# Supplied material:
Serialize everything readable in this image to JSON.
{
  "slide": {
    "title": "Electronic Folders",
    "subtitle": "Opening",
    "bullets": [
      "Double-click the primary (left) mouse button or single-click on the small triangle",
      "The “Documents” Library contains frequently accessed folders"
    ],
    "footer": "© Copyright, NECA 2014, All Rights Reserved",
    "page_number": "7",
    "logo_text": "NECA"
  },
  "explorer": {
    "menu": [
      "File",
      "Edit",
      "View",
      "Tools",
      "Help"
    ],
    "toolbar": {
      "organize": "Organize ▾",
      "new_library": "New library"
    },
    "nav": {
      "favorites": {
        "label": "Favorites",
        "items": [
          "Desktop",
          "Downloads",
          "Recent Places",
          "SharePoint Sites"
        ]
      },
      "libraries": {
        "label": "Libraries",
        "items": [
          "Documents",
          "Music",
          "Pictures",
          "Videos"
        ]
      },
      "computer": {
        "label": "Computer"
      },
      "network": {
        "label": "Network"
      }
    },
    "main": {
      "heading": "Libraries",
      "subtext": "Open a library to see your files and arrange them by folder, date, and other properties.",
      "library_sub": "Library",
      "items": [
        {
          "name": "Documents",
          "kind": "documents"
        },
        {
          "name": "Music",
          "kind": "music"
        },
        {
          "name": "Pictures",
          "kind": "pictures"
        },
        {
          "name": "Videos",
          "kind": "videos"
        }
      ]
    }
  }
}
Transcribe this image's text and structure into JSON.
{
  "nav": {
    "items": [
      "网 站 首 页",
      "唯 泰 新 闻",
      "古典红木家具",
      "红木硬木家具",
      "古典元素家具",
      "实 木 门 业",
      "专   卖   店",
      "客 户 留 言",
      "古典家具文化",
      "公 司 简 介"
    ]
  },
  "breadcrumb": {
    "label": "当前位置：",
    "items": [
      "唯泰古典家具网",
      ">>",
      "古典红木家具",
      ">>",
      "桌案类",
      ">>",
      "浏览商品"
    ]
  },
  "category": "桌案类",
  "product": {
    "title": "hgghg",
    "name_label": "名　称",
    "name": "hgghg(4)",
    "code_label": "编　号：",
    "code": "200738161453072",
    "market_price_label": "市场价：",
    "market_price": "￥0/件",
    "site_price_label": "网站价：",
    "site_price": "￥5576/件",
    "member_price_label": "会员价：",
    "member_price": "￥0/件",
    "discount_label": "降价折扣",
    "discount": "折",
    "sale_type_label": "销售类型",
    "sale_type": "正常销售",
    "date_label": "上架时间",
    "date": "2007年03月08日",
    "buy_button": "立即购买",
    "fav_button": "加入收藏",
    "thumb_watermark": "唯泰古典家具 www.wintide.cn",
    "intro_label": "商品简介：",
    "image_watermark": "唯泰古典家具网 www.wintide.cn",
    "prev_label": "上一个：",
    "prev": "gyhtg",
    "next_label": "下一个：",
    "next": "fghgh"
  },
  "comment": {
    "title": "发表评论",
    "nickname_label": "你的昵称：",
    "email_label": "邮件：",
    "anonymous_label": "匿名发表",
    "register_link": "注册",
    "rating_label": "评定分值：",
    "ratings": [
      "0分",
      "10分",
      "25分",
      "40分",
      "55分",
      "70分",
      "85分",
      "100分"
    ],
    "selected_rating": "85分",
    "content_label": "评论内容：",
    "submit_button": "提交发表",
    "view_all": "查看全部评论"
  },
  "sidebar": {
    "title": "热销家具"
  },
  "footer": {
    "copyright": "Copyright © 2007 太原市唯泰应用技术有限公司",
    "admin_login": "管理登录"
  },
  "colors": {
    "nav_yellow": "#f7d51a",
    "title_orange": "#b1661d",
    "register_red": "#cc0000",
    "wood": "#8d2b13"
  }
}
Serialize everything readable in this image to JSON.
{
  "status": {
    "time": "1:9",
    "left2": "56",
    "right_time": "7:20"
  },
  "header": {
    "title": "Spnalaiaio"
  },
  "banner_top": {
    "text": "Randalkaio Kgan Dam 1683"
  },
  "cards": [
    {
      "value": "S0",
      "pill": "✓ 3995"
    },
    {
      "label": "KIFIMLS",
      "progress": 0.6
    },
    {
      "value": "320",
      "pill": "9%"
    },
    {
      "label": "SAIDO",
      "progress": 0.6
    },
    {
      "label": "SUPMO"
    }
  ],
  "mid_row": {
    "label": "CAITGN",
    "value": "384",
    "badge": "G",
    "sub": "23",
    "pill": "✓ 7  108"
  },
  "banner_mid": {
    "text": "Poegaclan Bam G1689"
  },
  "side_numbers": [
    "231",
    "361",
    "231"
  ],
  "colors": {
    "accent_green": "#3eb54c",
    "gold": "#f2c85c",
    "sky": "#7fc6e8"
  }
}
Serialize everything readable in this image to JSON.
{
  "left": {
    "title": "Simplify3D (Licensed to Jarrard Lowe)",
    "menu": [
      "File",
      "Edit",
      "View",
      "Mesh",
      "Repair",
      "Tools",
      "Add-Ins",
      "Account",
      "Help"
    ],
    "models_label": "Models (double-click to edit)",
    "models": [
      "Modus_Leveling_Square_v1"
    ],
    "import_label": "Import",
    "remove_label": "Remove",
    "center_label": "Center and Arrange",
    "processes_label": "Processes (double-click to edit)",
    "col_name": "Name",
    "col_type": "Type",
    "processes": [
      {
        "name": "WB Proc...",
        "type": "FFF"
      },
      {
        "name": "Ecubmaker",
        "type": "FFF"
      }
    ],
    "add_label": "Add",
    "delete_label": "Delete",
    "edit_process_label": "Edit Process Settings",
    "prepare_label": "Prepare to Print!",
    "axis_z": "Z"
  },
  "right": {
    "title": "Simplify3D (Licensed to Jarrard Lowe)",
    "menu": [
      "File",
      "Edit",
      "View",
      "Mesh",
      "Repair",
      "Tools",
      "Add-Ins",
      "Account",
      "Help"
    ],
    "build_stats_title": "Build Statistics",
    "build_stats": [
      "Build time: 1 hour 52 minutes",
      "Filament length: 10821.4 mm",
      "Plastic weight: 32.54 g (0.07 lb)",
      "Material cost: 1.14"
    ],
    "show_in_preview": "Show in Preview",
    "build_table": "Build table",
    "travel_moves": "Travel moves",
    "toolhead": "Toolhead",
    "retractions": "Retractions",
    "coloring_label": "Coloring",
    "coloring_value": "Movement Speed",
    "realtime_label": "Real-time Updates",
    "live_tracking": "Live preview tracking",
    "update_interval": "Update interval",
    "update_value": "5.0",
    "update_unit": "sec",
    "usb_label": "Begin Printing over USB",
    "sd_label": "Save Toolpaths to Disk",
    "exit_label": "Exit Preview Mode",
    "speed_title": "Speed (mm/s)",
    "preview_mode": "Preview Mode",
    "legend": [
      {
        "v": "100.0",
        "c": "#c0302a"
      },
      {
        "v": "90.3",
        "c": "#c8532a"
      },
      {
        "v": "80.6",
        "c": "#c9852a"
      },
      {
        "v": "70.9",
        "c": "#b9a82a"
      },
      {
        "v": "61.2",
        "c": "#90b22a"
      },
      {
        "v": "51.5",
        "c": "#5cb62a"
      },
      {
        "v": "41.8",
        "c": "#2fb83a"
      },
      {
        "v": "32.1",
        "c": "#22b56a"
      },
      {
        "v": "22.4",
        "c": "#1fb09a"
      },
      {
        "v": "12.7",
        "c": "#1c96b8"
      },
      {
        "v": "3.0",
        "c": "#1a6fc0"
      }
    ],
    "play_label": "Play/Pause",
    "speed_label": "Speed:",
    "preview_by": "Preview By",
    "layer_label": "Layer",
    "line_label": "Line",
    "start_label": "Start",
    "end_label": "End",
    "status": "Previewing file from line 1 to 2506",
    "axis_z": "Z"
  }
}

# What needs to be done:
Make an exact copy of the data above.

# Task result:
Serialize everything readable in this image to JSON.
{
  "slide": {
    "title": "Electronic Folders",
    "subtitle": "Opening",
    "bullets": [
      "Double-click the primary (left) mouse button or single-click on the small triangle",
      "The “Documents” Library contains frequently accessed folders"
    ],
    "footer": "© Copyright, NECA 2014, All Rights Reserved",
    "page_number": "7",
    "logo_text": "NECA"
  },
  "explorer": {
    "menu": [
      "File",
      "Edit",
      "View",
      "Tools",
      "Help"
    ],
    "toolbar": {
      "organize": "Organize ▾",
      "new_library": "New library"
    },
    "nav": {
      "favorites": {
        "label": "Favorites",
        "items": [
          "Desktop",
          "Downloads",
          "Recent Places",
          "SharePoint Sites"
        ]
      },
      "libraries": {
        "label": "Libraries",
        "items": [
          "Documents",
          "Music",
          "Pictures",
          "Videos"
        ]
      },
      "computer": {
        "label": "Computer"
      },
      "network": {
        "label": "Network"
      }
    },
    "main": {
      "heading": "Libraries",
      "subtext": "Open a library to see your files and arrange them by folder, date, and other properties.",
      "library_sub": "Library",
      "items": [
        {
          "name": "Documents",
          "kind": "documents"
        },
        {
          "name": "Music",
          "kind": "music"
        },
        {
          "name": "Pictures",
          "kind": "pictures"
        },
        {
          "name": "Videos",
          "kind": "videos"
        }
      ]
    }
  }
}
Transcribe this image's text and structure into JSON.
{
  "nav": {
    "items": [
      "网 站 首 页",
      "唯 泰 新 闻",
      "古典红木家具",
      "红木硬木家具",
      "古典元素家具",
      "实 木 门 业",
      "专   卖   店",
      "客 户 留 言",
      "古典家具文化",
      "公 司 简 介"
    ]
  },
  "breadcrumb": {
    "label": "当前位置：",
    "items": [
      "唯泰古典家具网",
      ">>",
      "古典红木家具",
      ">>",
      "桌案类",
      ">>",
      "浏览商品"
    ]
  },
  "category": "桌案类",
  "product": {
    "title": "hgghg",
    "name_label": "名　称",
    "name": "hgghg(4)",
    "code_label": "编　号：",
    "code": "200738161453072",
    "market_price_label": "市场价：",
    "market_price": "￥0/件",
    "site_price_label": "网站价：",
    "site_price": "￥5576/件",
    "member_price_label": "会员价：",
    "member_price": "￥0/件",
    "discount_label": "降价折扣",
    "discount": "折",
    "sale_type_label": "销售类型",
    "sale_type": "正常销售",
    "date_label": "上架时间",
    "date": "2007年03月08日",
    "buy_button": "立即购买",
    "fav_button": "加入收藏",
    "thumb_watermark": "唯泰古典家具 www.wintide.cn",
    "intro_label": "商品简介：",
    "image_watermark": "唯泰古典家具网 www.wintide.cn",
    "prev_label": "上一个：",
    "prev": "gyhtg",
    "next_label": "下一个：",
    "next": "fghgh"
  },
  "comment": {
    "title": "发表评论",
    "nickname_label": "你的昵称：",
    "email_label": "邮件：",
    "anonymous_label": "匿名发表",
    "register_link": "注册",
    "rating_label": "评定分值：",
    "ratings": [
      "0分",
      "10分",
      "25分",
      "40分",
      "55分",
      "70分",
      "85分",
      "100分"
    ],
    "selected_rating": "85分",
    "content_label": "评论内容：",
    "submit_button": "提交发表",
    "view_all": "查看全部评论"
  },
  "sidebar": {
    "title": "热销家具"
  },
  "footer": {
    "copyright": "Copyright © 2007 太原市唯泰应用技术有限公司",
    "admin_login": "管理登录"
  },
  "colors": {
    "nav_yellow": "#f7d51a",
    "title_orange": "#b1661d",
    "register_red": "#cc0000",
    "wood": "#8d2b13"
  }
}
Serialize everything readable in this image to JSON.
{
  "status": {
    "time": "1:9",
    "left2": "56",
    "right_time": "7:20"
  },
  "header": {
    "title": "Spnalaiaio"
  },
  "banner_top": {
    "text": "Randalkaio Kgan Dam 1683"
  },
  "cards": [
    {
      "value": "S0",
      "pill": "✓ 3995"
    },
    {
      "label": "KIFIMLS",
      "progress": 0.6
    },
    {
      "value": "320",
      "pill": "9%"
    },
    {
      "label": "SAIDO",
      "progress": 0.6
    },
    {
      "label": "SUPMO"
    }
  ],
  "mid_row": {
    "label": "CAITGN",
    "value": "384",
    "badge": "G",
    "sub": "23",
    "pill": "✓ 7  108"
  },
  "banner_mid": {
    "text": "Poegaclan Bam G1689"
  },
  "side_numbers": [
    "231",
    "361",
    "231"
  ],
  "colors": {
    "accent_green": "#3eb54c",
    "gold": "#f2c85c",
    "sky": "#7fc6e8"
  }
}
Serialize everything readable in this image to JSON.
{
  "left": {
    "title": "Simplify3D (Licensed to Jarrard Lowe)",
    "menu": [
      "File",
      "Edit",
      "View",
      "Mesh",
      "Repair",
      "Tools",
      "Add-Ins",
      "Account",
      "Help"
    ],
    "models_label": "Models (double-click to edit)",
    "models": [
      "Modus_Leveling_Square_v1"
    ],
    "import_label": "Import",
    "remove_label": "Remove",
    "center_label": "Center and Arrange",
    "processes_label": "Processes (double-click to edit)",
    "col_name": "Name",
    "col_type": "Type",
    "processes": [
      {
        "name": "WB Proc...",
        "type": "FFF"
      },
      {
        "name": "Ecubmaker",
        "type": "FFF"
      }
    ],
    "add_label": "Add",
    "delete_label": "Delete",
    "edit_process_label": "Edit Process Settings",
    "prepare_label": "Prepare to Print!",
    "axis_z": "Z"
  },
  "right": {
    "title": "Simplify3D (Licensed to Jarrard Lowe)",
    "menu": [
      "File",
      "Edit",
      "View",
      "Mesh",
      "Repair",
      "Tools",
      "Add-Ins",
      "Account",
      "Help"
    ],
    "build_stats_title": "Build Statistics",
    "build_stats": [
      "Build time: 1 hour 52 minutes",
      "Filament length: 10821.4 mm",
      "Plastic weight: 32.54 g (0.07 lb)",
      "Material cost: 1.14"
    ],
    "show_in_preview": "Show in Preview",
    "build_table": "Build table",
    "travel_moves": "Travel moves",
    "toolhead": "Toolhead",
    "retractions": "Retractions",
    "coloring_label": "Coloring",
    "coloring_value": "Movement Speed",
    "realtime_label": "Real-time Updates",
    "live_tracking": "Live preview tracking",
    "update_interval": "Update interval",
    "update_value": "5.0",
    "update_unit": "sec",
    "usb_label": "Begin Printing over USB",
    "sd_label": "Save Toolpaths to Disk",
    "exit_label": "Exit Preview Mode",
    "speed_title": "Speed (mm/s)",
    "preview_mode": "Preview Mode",
    "legend": [
      {
        "v": "100.0",
        "c": "#c0302a"
      },
      {
        "v": "90.3",
        "c": "#c8532a"
      },
      {
        "v": "80.6",
        "c": "#c9852a"
      },
      {
        "v": "70.9",
        "c": "#b9a82a"
      },
      {
        "v": "61.2",
        "c": "#90b22a"
      },
      {
        "v": "51.5",
        "c": "#5cb62a"
      },
      {
        "v": "41.8",
        "c": "#2fb83a"
      },
      {
        "v": "32.1",
        "c": "#22b56a"
      },
      {
        "v": "22.4",
        "c": "#1fb09a"
      },
      {
        "v": "12.7",
        "c": "#1c96b8"
      },
      {
        "v": "3.0",
        "c": "#1a6fc0"
      }
    ],
    "play_label": "Play/Pause",
    "speed_label": "Speed:",
    "preview_by": "Preview By",
    "layer_label": "Layer",
    "line_label": "Line",
    "start_label": "Start",
    "end_label": "End",
    "status": "Previewing file from line 1 to 2506",
    "axis_z": "Z"
  }
}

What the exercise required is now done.